Aim of the exercise
Scan the material for the word "Tweaker", and copy each line where it shows up.

>> START Data extract

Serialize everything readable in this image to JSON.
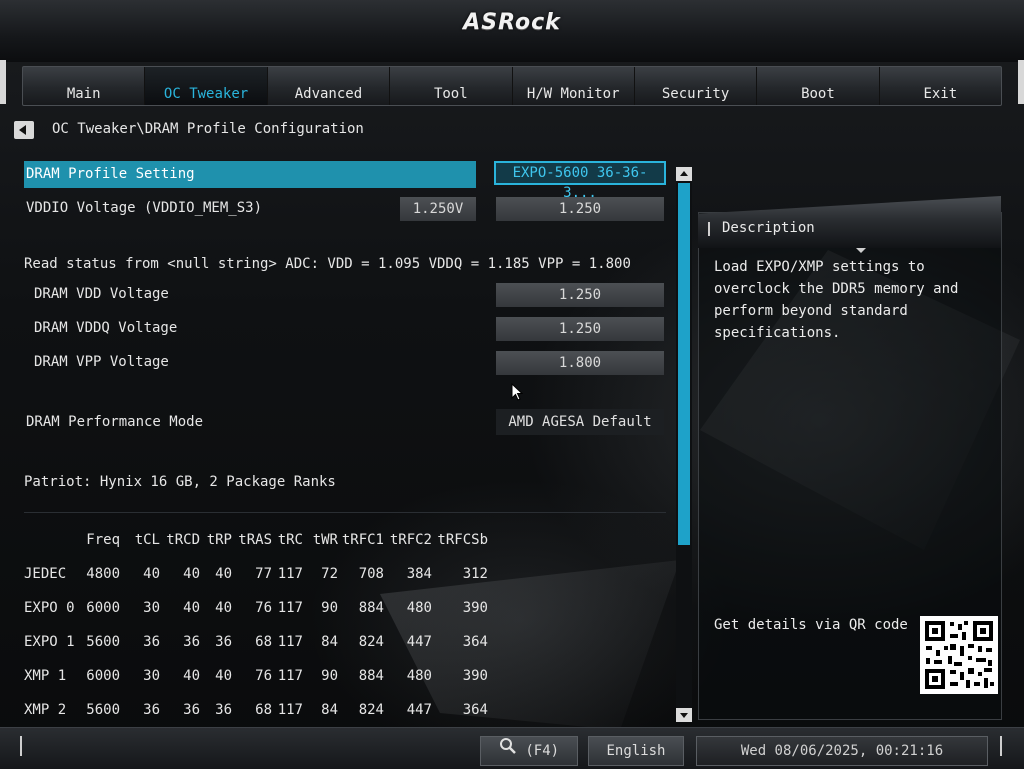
{
  "header": {
    "brand": "ASRock"
  },
  "tabs": [
    {
      "label": "Main"
    },
    {
      "label": "OC Tweaker",
      "active": true
    },
    {
      "label": "Advanced"
    },
    {
      "label": "Tool"
    },
    {
      "label": "H/W Monitor"
    },
    {
      "label": "Security"
    },
    {
      "label": "Boot"
    },
    {
      "label": "Exit"
    }
  ],
  "breadcrumb": "OC Tweaker\\DRAM Profile Configuration",
  "settings": {
    "dram_profile": {
      "label": "DRAM Profile Setting",
      "value": "EXPO-5600 36-36-3..."
    },
    "vddio": {
      "label": "VDDIO Voltage (VDDIO_MEM_S3)",
      "current": "1.250V",
      "value": "1.250"
    },
    "read_status": "Read status from <null string> ADC: VDD = 1.095 VDDQ = 1.185 VPP = 1.800",
    "dram_vdd": {
      "label": "DRAM VDD Voltage",
      "value": "1.250"
    },
    "dram_vddq": {
      "label": "DRAM VDDQ Voltage",
      "value": "1.250"
    },
    "dram_vpp": {
      "label": "DRAM VPP Voltage",
      "value": "1.800"
    },
    "perf_mode": {
      "label": "DRAM Performance Mode",
      "value": "AMD AGESA Default"
    },
    "module_info": "Patriot: Hynix 16 GB, 2 Package Ranks"
  },
  "timing_table": {
    "headers": [
      "",
      "Freq",
      "tCL",
      "tRCD",
      "tRP",
      "tRAS",
      "tRC",
      "tWR",
      "tRFC1",
      "tRFC2",
      "tRFCSb"
    ],
    "rows": [
      [
        "JEDEC",
        "4800",
        "40",
        "40",
        "40",
        "77",
        "117",
        "72",
        "708",
        "384",
        "312"
      ],
      [
        "EXPO 0",
        "6000",
        "30",
        "40",
        "40",
        "76",
        "117",
        "90",
        "884",
        "480",
        "390"
      ],
      [
        "EXPO 1",
        "5600",
        "36",
        "36",
        "36",
        "68",
        "117",
        "84",
        "824",
        "447",
        "364"
      ],
      [
        "XMP 1",
        "6000",
        "30",
        "40",
        "40",
        "76",
        "117",
        "90",
        "884",
        "480",
        "390"
      ],
      [
        "XMP 2",
        "5600",
        "36",
        "36",
        "36",
        "68",
        "117",
        "84",
        "824",
        "447",
        "364"
      ]
    ]
  },
  "description": {
    "title": "Description",
    "text": "Load EXPO/XMP settings to\noverclock the DDR5 memory and\nperform beyond standard\nspecifications.",
    "qr_label": "Get details via QR code"
  },
  "footer": {
    "search_hint": "(F4)",
    "language": "English",
    "datetime": "Wed 08/06/2025, 00:21:16"
  },
  "colors": {
    "accent": "#1ea2c9",
    "highlight": "#1f91ad",
    "active_tab": "#2ab4dc"
  }
}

>> END Data extract

Result for this task
      "label": "OC Tweaker",
  "breadcrumb": "OC Tweaker\\DRAM Profile Configuration",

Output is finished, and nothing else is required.